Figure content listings
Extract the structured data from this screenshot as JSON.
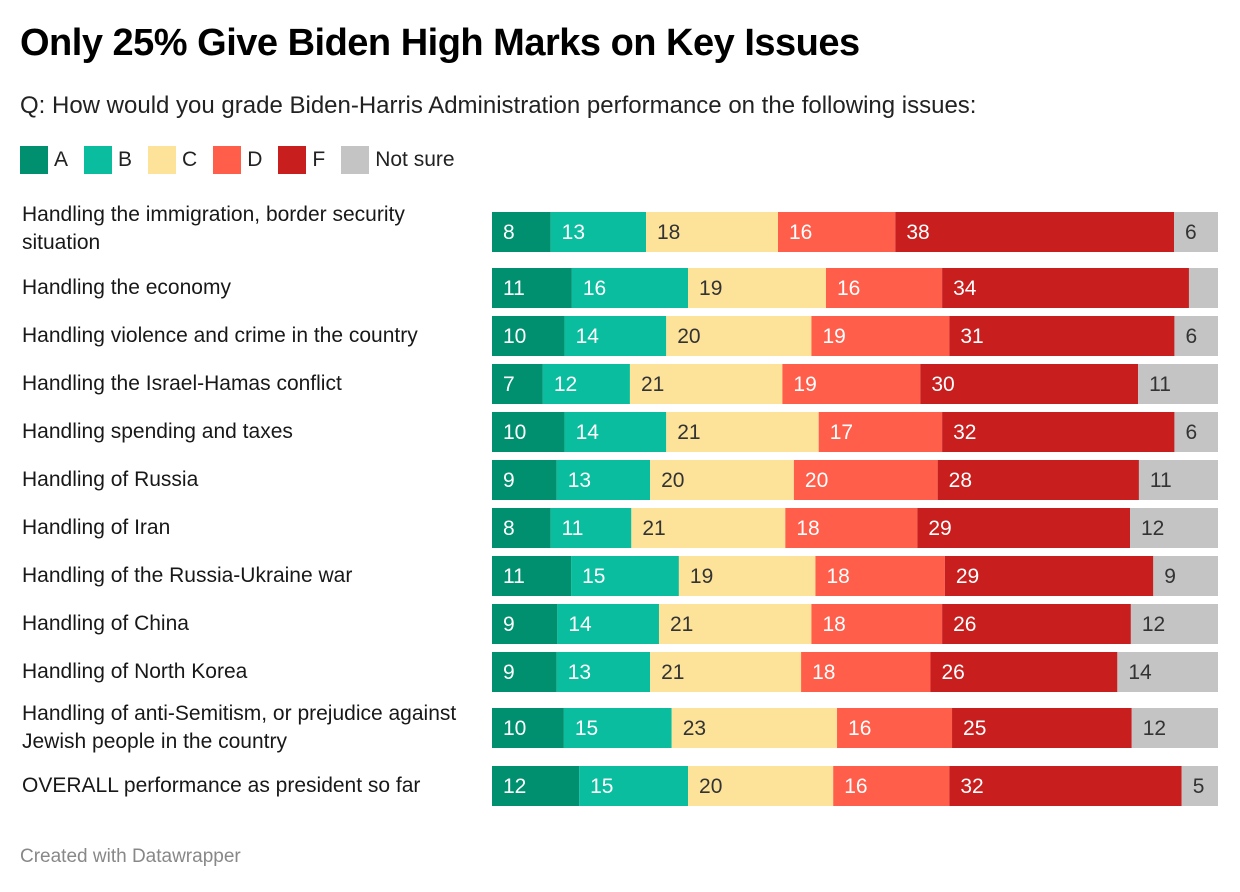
{
  "header": {
    "title": "Only 25% Give Biden High Marks on Key Issues",
    "subtitle": "Q: How would you grade Biden-Harris Administration performance on the following issues:"
  },
  "legend": [
    {
      "label": "A",
      "color": "#00906f",
      "text_color": "#ffffff"
    },
    {
      "label": "B",
      "color": "#0abd9f",
      "text_color": "#ffffff"
    },
    {
      "label": "C",
      "color": "#fde29a",
      "text_color": "#333333"
    },
    {
      "label": "D",
      "color": "#ff5e4b",
      "text_color": "#ffffff"
    },
    {
      "label": "F",
      "color": "#c81e1e",
      "text_color": "#ffffff"
    },
    {
      "label": "Not sure",
      "color": "#c4c4c4",
      "text_color": "#333333"
    }
  ],
  "chart_data": {
    "type": "bar",
    "orientation": "horizontal",
    "stacked": true,
    "title": "Only 25% Give Biden High Marks on Key Issues",
    "subtitle": "Q: How would you grade Biden-Harris Administration performance on the following issues:",
    "legend_position": "top-left",
    "categories": [
      "Handling the immigration, border security situation",
      "Handling the economy",
      "Handling violence and crime in the country",
      "Handling the Israel-Hamas conflict",
      "Handling spending and taxes",
      "Handling of Russia",
      "Handling of Iran",
      "Handling of the Russia-Ukraine war",
      "Handling of China",
      "Handling of North Korea",
      "Handling of anti-Semitism, or prejudice against Jewish people in the country",
      "OVERALL performance as president so far"
    ],
    "series": [
      {
        "name": "A",
        "values": [
          8,
          11,
          10,
          7,
          10,
          9,
          8,
          11,
          9,
          9,
          10,
          12
        ]
      },
      {
        "name": "B",
        "values": [
          13,
          16,
          14,
          12,
          14,
          13,
          11,
          15,
          14,
          13,
          15,
          15
        ]
      },
      {
        "name": "C",
        "values": [
          18,
          19,
          20,
          21,
          21,
          20,
          21,
          19,
          21,
          21,
          23,
          20
        ]
      },
      {
        "name": "D",
        "values": [
          16,
          16,
          19,
          19,
          17,
          20,
          18,
          18,
          18,
          18,
          16,
          16
        ]
      },
      {
        "name": "F",
        "values": [
          38,
          34,
          31,
          30,
          32,
          28,
          29,
          29,
          26,
          26,
          25,
          32
        ]
      },
      {
        "name": "Not sure",
        "values": [
          6,
          4,
          6,
          11,
          6,
          11,
          12,
          9,
          12,
          14,
          12,
          5
        ]
      }
    ],
    "hidden_labels": [
      [
        1,
        5
      ]
    ],
    "xlabel": "",
    "ylabel": "",
    "grid": false
  },
  "footer": {
    "credit": "Created with Datawrapper"
  }
}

### AIM
Each line of the material must be retyped exactly, except that images are omitted.

### CORRECT OUTPUT
Extract the structured data from this screenshot as JSON.
{
  "header": {
    "title": "Only 25% Give Biden High Marks on Key Issues",
    "subtitle": "Q: How would you grade Biden-Harris Administration performance on the following issues:"
  },
  "legend": [
    {
      "label": "A",
      "color": "#00906f",
      "text_color": "#ffffff"
    },
    {
      "label": "B",
      "color": "#0abd9f",
      "text_color": "#ffffff"
    },
    {
      "label": "C",
      "color": "#fde29a",
      "text_color": "#333333"
    },
    {
      "label": "D",
      "color": "#ff5e4b",
      "text_color": "#ffffff"
    },
    {
      "label": "F",
      "color": "#c81e1e",
      "text_color": "#ffffff"
    },
    {
      "label": "Not sure",
      "color": "#c4c4c4",
      "text_color": "#333333"
    }
  ],
  "chart_data": {
    "type": "bar",
    "orientation": "horizontal",
    "stacked": true,
    "title": "Only 25% Give Biden High Marks on Key Issues",
    "subtitle": "Q: How would you grade Biden-Harris Administration performance on the following issues:",
    "legend_position": "top-left",
    "categories": [
      "Handling the immigration, border security situation",
      "Handling the economy",
      "Handling violence and crime in the country",
      "Handling the Israel-Hamas conflict",
      "Handling spending and taxes",
      "Handling of Russia",
      "Handling of Iran",
      "Handling of the Russia-Ukraine war",
      "Handling of China",
      "Handling of North Korea",
      "Handling of anti-Semitism, or prejudice against Jewish people in the country",
      "OVERALL performance as president so far"
    ],
    "series": [
      {
        "name": "A",
        "values": [
          8,
          11,
          10,
          7,
          10,
          9,
          8,
          11,
          9,
          9,
          10,
          12
        ]
      },
      {
        "name": "B",
        "values": [
          13,
          16,
          14,
          12,
          14,
          13,
          11,
          15,
          14,
          13,
          15,
          15
        ]
      },
      {
        "name": "C",
        "values": [
          18,
          19,
          20,
          21,
          21,
          20,
          21,
          19,
          21,
          21,
          23,
          20
        ]
      },
      {
        "name": "D",
        "values": [
          16,
          16,
          19,
          19,
          17,
          20,
          18,
          18,
          18,
          18,
          16,
          16
        ]
      },
      {
        "name": "F",
        "values": [
          38,
          34,
          31,
          30,
          32,
          28,
          29,
          29,
          26,
          26,
          25,
          32
        ]
      },
      {
        "name": "Not sure",
        "values": [
          6,
          4,
          6,
          11,
          6,
          11,
          12,
          9,
          12,
          14,
          12,
          5
        ]
      }
    ],
    "hidden_labels": [
      [
        1,
        5
      ]
    ],
    "xlabel": "",
    "ylabel": "",
    "grid": false
  },
  "footer": {
    "credit": "Created with Datawrapper"
  }
}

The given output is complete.